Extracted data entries
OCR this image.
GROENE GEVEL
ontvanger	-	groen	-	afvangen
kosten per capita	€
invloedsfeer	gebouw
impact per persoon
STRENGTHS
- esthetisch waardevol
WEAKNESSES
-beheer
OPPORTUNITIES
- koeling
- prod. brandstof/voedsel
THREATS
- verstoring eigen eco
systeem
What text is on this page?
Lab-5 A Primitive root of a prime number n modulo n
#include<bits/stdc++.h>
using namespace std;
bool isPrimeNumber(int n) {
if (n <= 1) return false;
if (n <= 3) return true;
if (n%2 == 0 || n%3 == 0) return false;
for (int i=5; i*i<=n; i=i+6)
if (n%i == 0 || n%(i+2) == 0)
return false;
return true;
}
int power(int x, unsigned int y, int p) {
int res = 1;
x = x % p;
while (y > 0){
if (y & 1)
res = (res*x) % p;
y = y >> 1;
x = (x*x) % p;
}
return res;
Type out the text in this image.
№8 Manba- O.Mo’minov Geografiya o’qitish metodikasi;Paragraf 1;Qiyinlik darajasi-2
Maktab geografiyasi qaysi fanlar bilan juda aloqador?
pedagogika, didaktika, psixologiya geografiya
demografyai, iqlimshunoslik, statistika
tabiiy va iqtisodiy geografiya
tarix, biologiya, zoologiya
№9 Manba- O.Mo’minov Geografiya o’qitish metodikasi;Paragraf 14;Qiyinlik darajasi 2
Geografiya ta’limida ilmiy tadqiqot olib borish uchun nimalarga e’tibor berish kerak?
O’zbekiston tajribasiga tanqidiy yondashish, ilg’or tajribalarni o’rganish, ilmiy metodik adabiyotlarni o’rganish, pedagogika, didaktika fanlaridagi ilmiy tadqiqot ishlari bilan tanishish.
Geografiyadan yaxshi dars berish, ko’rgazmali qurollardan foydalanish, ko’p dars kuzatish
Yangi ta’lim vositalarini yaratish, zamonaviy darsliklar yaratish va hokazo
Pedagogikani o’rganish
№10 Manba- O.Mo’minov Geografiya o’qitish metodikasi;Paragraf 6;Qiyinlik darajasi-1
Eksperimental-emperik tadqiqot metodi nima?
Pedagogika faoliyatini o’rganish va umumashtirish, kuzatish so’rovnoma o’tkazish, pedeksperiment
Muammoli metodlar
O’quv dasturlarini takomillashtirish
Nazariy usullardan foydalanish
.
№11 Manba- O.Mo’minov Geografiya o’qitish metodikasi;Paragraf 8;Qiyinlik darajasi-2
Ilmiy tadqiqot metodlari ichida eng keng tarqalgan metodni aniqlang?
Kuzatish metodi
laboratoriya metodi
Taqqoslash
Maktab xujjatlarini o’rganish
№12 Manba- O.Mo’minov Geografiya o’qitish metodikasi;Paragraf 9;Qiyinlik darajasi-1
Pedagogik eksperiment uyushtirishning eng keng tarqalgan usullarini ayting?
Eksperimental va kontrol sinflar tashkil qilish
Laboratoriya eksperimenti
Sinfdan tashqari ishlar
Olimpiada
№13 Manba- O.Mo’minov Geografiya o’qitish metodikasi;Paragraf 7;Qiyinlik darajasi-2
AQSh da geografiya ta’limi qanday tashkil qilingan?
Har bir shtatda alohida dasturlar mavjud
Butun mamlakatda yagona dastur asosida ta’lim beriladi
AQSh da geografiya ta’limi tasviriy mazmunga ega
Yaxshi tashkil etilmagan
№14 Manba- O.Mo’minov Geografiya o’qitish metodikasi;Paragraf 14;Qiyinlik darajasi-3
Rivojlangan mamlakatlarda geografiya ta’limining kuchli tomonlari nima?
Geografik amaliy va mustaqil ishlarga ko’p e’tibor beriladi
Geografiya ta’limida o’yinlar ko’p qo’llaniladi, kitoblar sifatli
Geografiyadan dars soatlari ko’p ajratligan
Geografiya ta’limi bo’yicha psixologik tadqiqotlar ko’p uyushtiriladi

§ Directions: Produce an exact copy of the whole listing.

§ Right answer:
OCR this image.
GROENE GEVEL
ontvanger	-	groen	-	afvangen
kosten per capita	€
invloedsfeer	gebouw
impact per persoon
STRENGTHS
- esthetisch waardevol
WEAKNESSES
-beheer
OPPORTUNITIES
- koeling
- prod. brandstof/voedsel
THREATS
- verstoring eigen eco
systeem
What text is on this page?
Lab-5 A Primitive root of a prime number n modulo n
#include<bits/stdc++.h>
using namespace std;
bool isPrimeNumber(int n) {
if (n <= 1) return false;
if (n <= 3) return true;
if (n%2 == 0 || n%3 == 0) return false;
for (int i=5; i*i<=n; i=i+6)
if (n%i == 0 || n%(i+2) == 0)
return false;
return true;
}
int power(int x, unsigned int y, int p) {
int res = 1;
x = x % p;
while (y > 0){
if (y & 1)
res = (res*x) % p;
y = y >> 1;
x = (x*x) % p;
}
return res;
Type out the text in this image.
№8 Manba- O.Mo’minov Geografiya o’qitish metodikasi;Paragraf 1;Qiyinlik darajasi-2
Maktab geografiyasi qaysi fanlar bilan juda aloqador?
pedagogika, didaktika, psixologiya geografiya
demografyai, iqlimshunoslik, statistika
tabiiy va iqtisodiy geografiya
tarix, biologiya, zoologiya
№9 Manba- O.Mo’minov Geografiya o’qitish metodikasi;Paragraf 14;Qiyinlik darajasi 2
Geografiya ta’limida ilmiy tadqiqot olib borish uchun nimalarga e’tibor berish kerak?
O’zbekiston tajribasiga tanqidiy yondashish, ilg’or tajribalarni o’rganish, ilmiy metodik adabiyotlarni o’rganish, pedagogika, didaktika fanlaridagi ilmiy tadqiqot ishlari bilan tanishish.
Geografiyadan yaxshi dars berish, ko’rgazmali qurollardan foydalanish, ko’p dars kuzatish
Yangi ta’lim vositalarini yaratish, zamonaviy darsliklar yaratish va hokazo
Pedagogikani o’rganish
№10 Manba- O.Mo’minov Geografiya o’qitish metodikasi;Paragraf 6;Qiyinlik darajasi-1
Eksperimental-emperik tadqiqot metodi nima?
Pedagogika faoliyatini o’rganish va umumashtirish, kuzatish so’rovnoma o’tkazish, pedeksperiment
Muammoli metodlar
O’quv dasturlarini takomillashtirish
Nazariy usullardan foydalanish
.
№11 Manba- O.Mo’minov Geografiya o’qitish metodikasi;Paragraf 8;Qiyinlik darajasi-2
Ilmiy tadqiqot metodlari ichida eng keng tarqalgan metodni aniqlang?
Kuzatish metodi
laboratoriya metodi
Taqqoslash
Maktab xujjatlarini o’rganish
№12 Manba- O.Mo’minov Geografiya o’qitish metodikasi;Paragraf 9;Qiyinlik darajasi-1
Pedagogik eksperiment uyushtirishning eng keng tarqalgan usullarini ayting?
Eksperimental va kontrol sinflar tashkil qilish
Laboratoriya eksperimenti
Sinfdan tashqari ishlar
Olimpiada
№13 Manba- O.Mo’minov Geografiya o’qitish metodikasi;Paragraf 7;Qiyinlik darajasi-2
AQSh da geografiya ta’limi qanday tashkil qilingan?
Har bir shtatda alohida dasturlar mavjud
Butun mamlakatda yagona dastur asosida ta’lim beriladi
AQSh da geografiya ta’limi tasviriy mazmunga ega
Yaxshi tashkil etilmagan
№14 Manba- O.Mo’minov Geografiya o’qitish metodikasi;Paragraf 14;Qiyinlik darajasi-3
Rivojlangan mamlakatlarda geografiya ta’limining kuchli tomonlari nima?
Geografik amaliy va mustaqil ishlarga ko’p e’tibor beriladi
Geografiya ta’limida o’yinlar ko’p qo’llaniladi, kitoblar sifatli
Geografiyadan dars soatlari ko’p ajratligan
Geografiya ta’limi bo’yicha psixologik tadqiqotlar ko’p uyushtiriladi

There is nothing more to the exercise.